* INSTRUCTION
Say how many lines contain the string "found". Give no other output.

[Collected data entries]
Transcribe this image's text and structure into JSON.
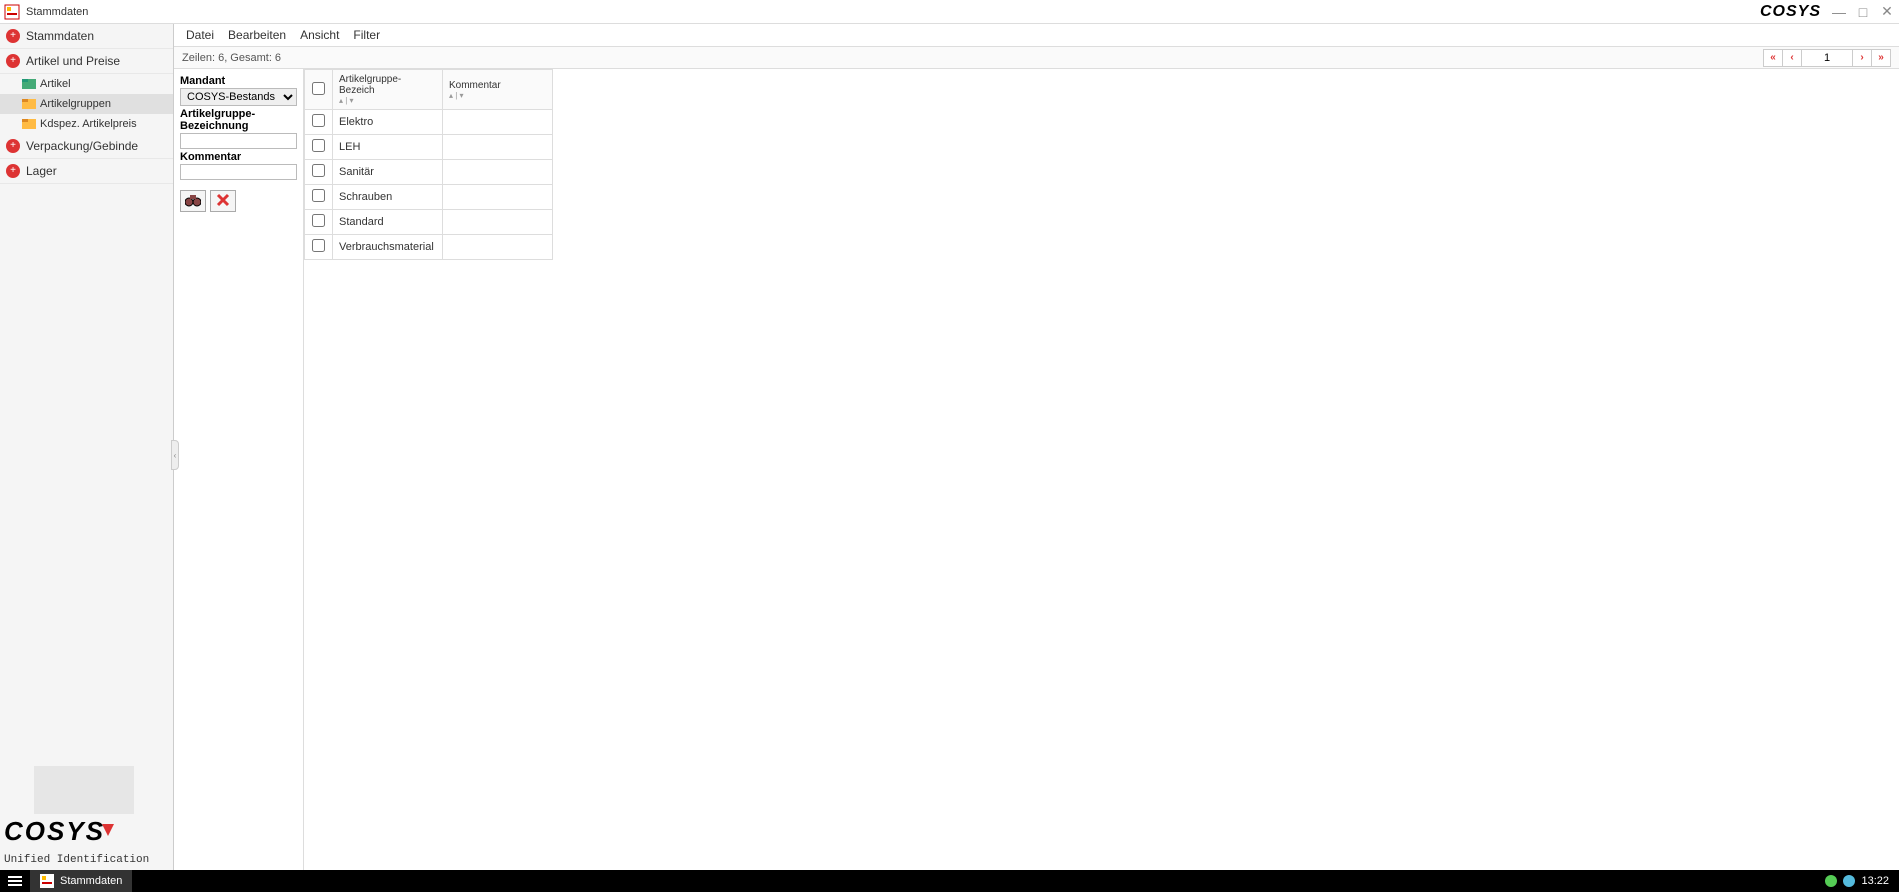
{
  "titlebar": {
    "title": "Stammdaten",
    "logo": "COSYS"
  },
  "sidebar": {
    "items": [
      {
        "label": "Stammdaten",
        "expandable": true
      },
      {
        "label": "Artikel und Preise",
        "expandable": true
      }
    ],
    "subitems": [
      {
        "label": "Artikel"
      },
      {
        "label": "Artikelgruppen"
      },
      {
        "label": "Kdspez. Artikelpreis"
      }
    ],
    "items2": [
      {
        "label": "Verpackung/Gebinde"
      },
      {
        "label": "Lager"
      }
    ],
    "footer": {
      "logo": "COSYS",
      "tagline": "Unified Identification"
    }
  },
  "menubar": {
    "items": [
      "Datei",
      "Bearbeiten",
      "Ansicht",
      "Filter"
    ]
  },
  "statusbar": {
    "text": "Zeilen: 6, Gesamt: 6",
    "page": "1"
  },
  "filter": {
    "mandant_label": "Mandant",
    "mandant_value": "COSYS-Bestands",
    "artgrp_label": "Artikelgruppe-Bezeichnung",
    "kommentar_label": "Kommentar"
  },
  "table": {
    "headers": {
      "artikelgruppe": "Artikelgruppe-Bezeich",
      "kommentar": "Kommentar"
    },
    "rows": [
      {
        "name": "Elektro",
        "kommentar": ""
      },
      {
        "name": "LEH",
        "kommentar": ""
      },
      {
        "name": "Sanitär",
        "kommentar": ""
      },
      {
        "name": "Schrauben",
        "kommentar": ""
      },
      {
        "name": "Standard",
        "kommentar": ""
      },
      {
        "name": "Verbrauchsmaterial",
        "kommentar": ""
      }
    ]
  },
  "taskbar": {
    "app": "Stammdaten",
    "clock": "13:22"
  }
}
--
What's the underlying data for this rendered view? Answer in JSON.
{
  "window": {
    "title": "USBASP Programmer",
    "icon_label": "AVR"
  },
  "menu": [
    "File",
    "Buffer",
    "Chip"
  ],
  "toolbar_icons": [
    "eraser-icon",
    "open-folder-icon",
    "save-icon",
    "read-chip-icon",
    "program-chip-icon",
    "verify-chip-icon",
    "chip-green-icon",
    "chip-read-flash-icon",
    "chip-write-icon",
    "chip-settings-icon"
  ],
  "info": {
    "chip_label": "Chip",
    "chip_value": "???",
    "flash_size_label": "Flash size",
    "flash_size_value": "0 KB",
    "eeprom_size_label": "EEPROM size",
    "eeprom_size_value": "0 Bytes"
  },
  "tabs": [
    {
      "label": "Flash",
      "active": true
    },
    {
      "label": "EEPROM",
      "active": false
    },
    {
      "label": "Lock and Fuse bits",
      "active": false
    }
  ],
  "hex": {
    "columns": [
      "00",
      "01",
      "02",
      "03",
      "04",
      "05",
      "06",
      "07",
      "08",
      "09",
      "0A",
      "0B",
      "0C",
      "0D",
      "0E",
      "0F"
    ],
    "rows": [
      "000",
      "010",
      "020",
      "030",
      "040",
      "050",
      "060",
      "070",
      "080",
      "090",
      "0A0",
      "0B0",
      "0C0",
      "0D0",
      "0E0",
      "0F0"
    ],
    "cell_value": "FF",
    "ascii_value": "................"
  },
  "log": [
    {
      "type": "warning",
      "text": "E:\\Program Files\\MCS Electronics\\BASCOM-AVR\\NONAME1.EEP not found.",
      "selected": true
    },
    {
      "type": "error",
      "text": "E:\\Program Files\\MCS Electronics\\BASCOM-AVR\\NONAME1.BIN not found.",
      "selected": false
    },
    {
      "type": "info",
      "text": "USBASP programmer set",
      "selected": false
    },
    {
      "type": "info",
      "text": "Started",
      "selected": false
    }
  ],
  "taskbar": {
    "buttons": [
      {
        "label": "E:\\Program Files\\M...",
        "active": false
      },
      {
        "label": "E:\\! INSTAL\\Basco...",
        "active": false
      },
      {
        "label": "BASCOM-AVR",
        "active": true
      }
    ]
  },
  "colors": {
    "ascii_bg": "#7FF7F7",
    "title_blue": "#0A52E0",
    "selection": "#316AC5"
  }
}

* FINISHED TASK
2